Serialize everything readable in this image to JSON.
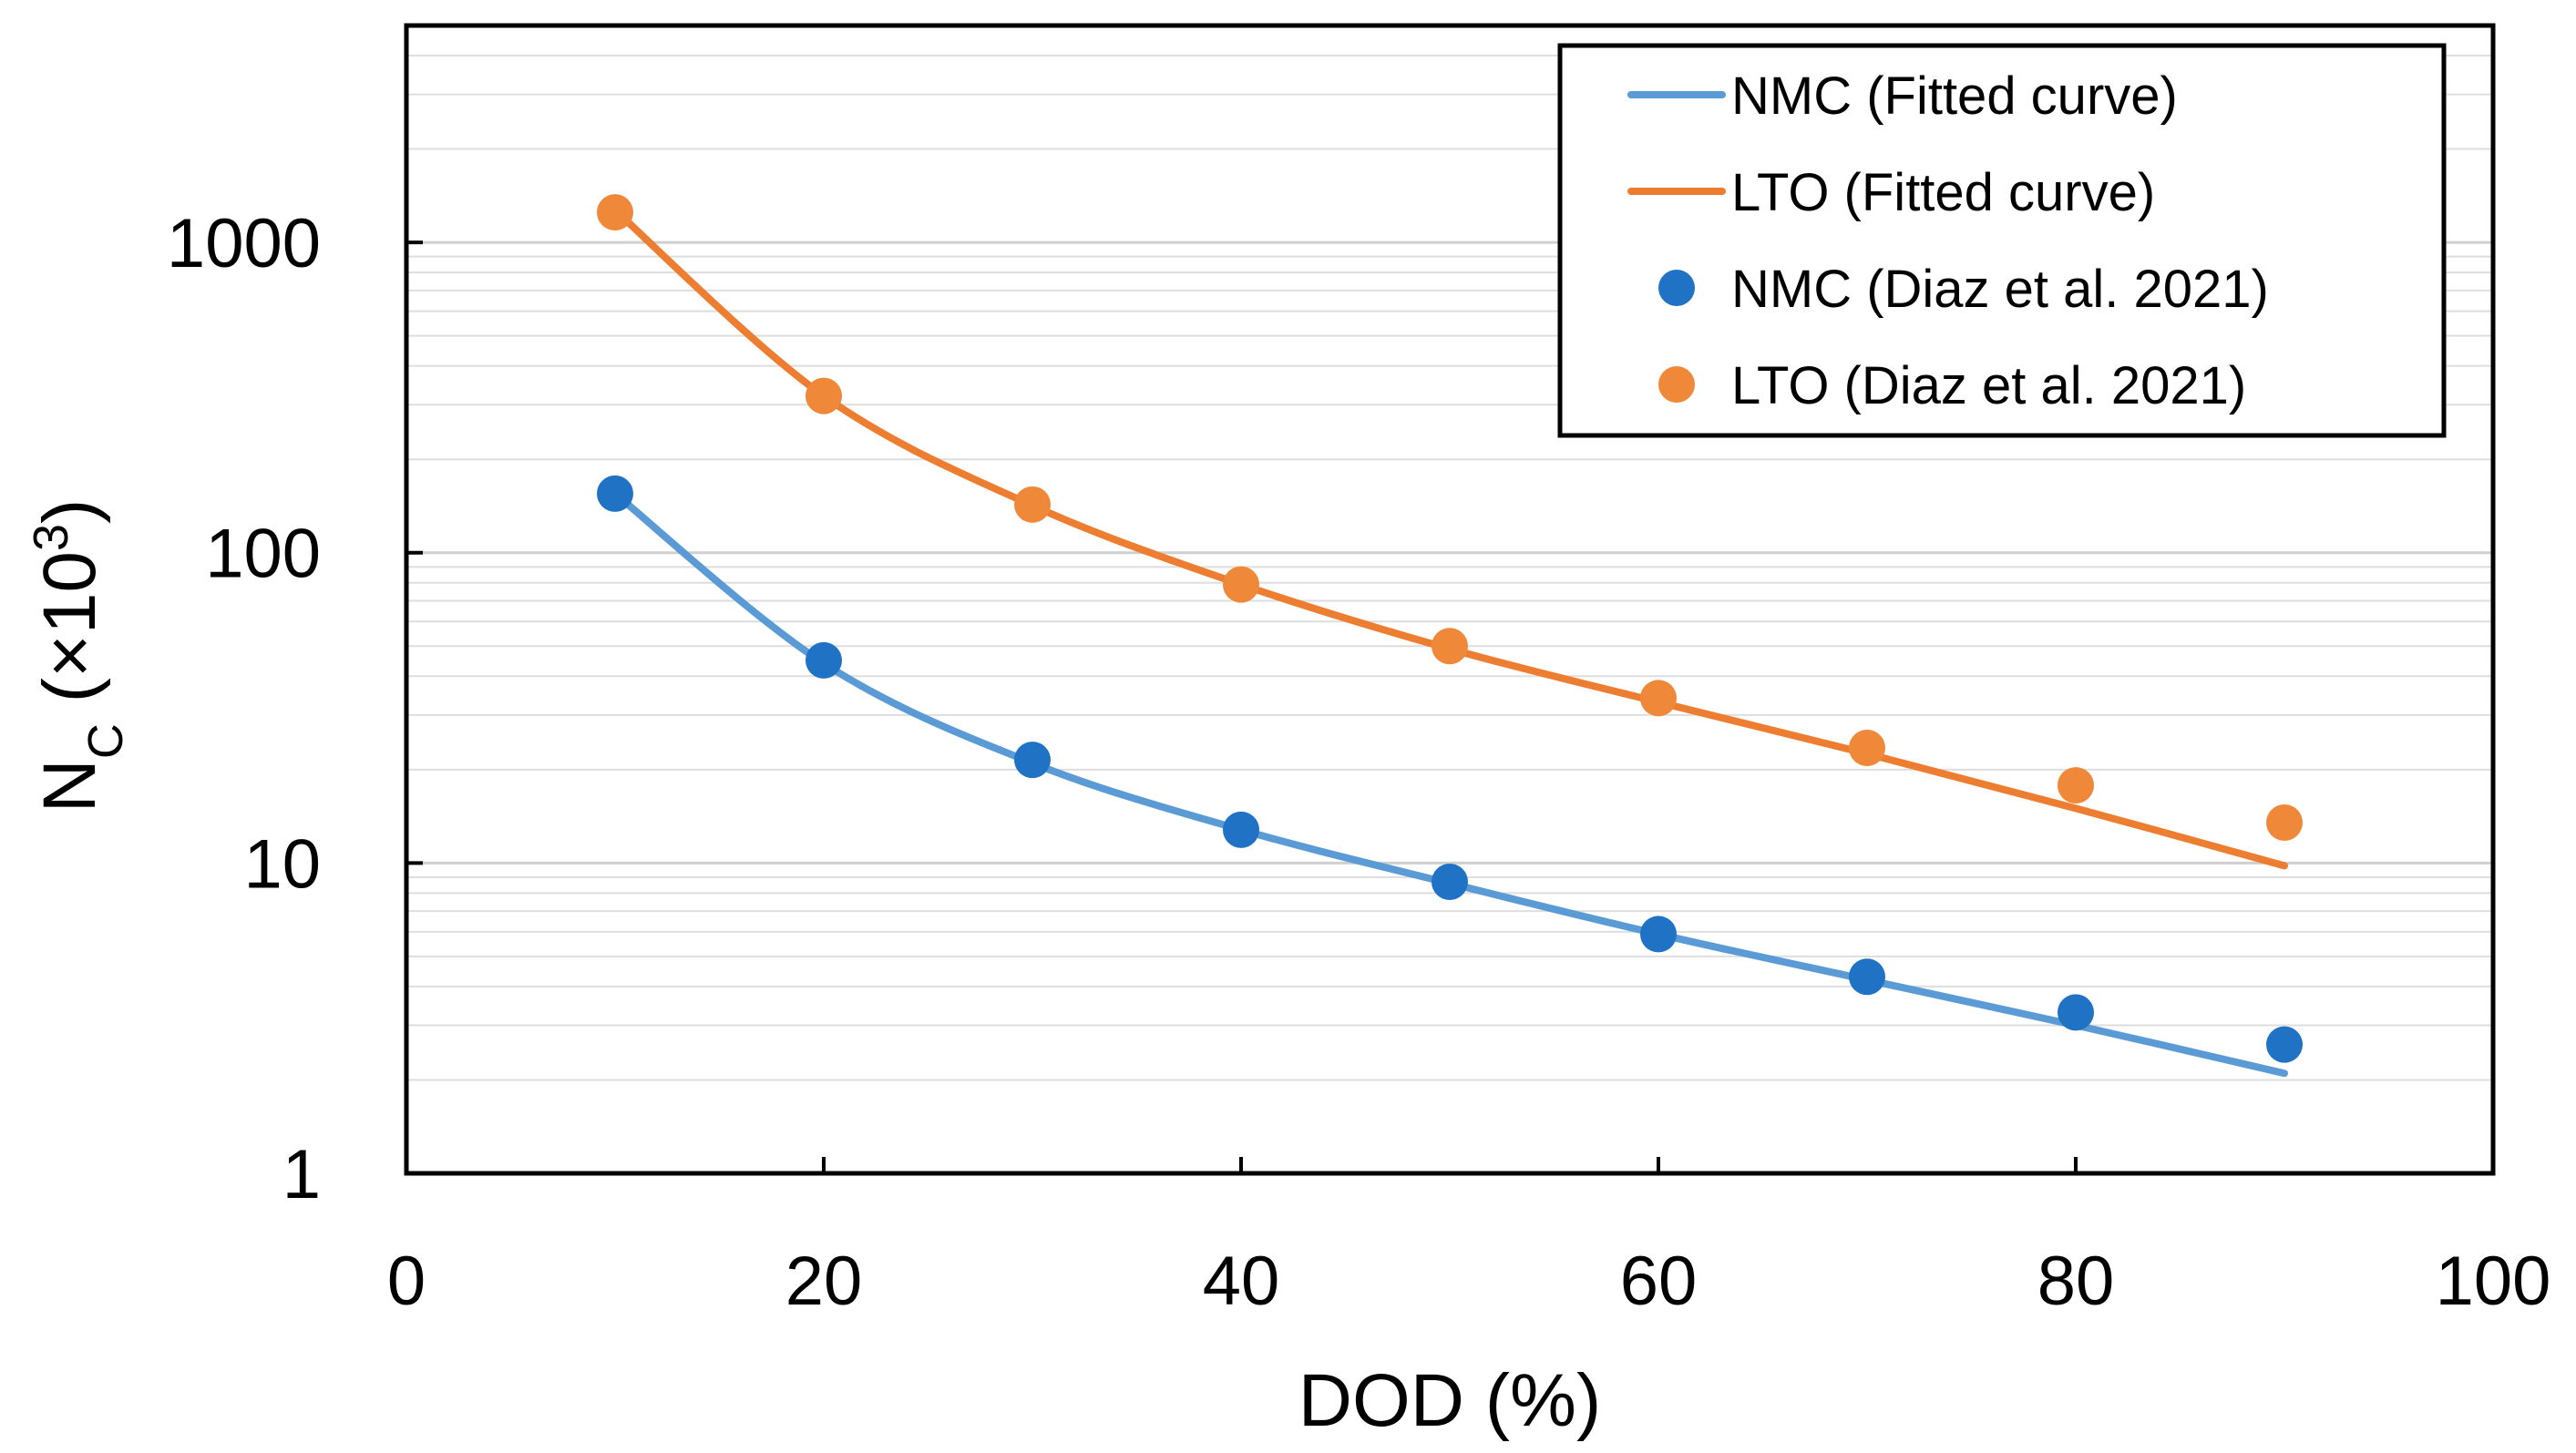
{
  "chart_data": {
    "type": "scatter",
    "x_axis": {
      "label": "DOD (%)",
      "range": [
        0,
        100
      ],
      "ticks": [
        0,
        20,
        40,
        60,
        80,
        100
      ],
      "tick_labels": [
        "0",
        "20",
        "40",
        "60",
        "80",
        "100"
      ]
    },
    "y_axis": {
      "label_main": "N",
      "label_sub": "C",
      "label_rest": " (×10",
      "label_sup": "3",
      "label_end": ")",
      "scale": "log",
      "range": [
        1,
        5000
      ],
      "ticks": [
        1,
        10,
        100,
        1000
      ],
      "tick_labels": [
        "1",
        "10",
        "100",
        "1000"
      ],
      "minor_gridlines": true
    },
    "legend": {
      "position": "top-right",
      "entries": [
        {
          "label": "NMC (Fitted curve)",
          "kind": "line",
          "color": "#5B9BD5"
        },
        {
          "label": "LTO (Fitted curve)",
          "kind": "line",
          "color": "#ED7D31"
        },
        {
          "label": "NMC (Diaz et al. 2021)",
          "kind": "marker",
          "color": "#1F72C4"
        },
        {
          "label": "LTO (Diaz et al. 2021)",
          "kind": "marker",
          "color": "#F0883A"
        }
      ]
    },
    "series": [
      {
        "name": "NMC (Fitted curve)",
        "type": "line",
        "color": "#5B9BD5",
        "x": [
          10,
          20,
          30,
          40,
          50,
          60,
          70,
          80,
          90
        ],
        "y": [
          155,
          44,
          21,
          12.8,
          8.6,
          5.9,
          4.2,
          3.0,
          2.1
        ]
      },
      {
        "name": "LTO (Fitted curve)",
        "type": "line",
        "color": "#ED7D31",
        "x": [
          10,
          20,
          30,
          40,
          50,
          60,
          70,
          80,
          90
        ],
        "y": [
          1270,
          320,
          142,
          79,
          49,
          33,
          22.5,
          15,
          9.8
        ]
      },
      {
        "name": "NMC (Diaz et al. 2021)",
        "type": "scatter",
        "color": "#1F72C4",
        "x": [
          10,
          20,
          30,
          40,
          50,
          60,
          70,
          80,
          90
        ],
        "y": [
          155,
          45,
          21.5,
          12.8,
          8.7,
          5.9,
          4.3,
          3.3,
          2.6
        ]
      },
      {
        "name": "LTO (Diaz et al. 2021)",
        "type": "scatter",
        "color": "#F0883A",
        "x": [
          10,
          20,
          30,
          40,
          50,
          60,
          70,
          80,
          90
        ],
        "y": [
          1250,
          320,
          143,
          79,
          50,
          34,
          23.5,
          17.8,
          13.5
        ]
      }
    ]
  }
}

^^^^^^^^^^^^^^^^

Sift through the entries and copy every line with "curve".

Finished task:
          "label": "NMC (Fitted curve)",
          "label": "LTO (Fitted curve)",
        "name": "NMC (Fitted curve)",
        "name": "LTO (Fitted curve)",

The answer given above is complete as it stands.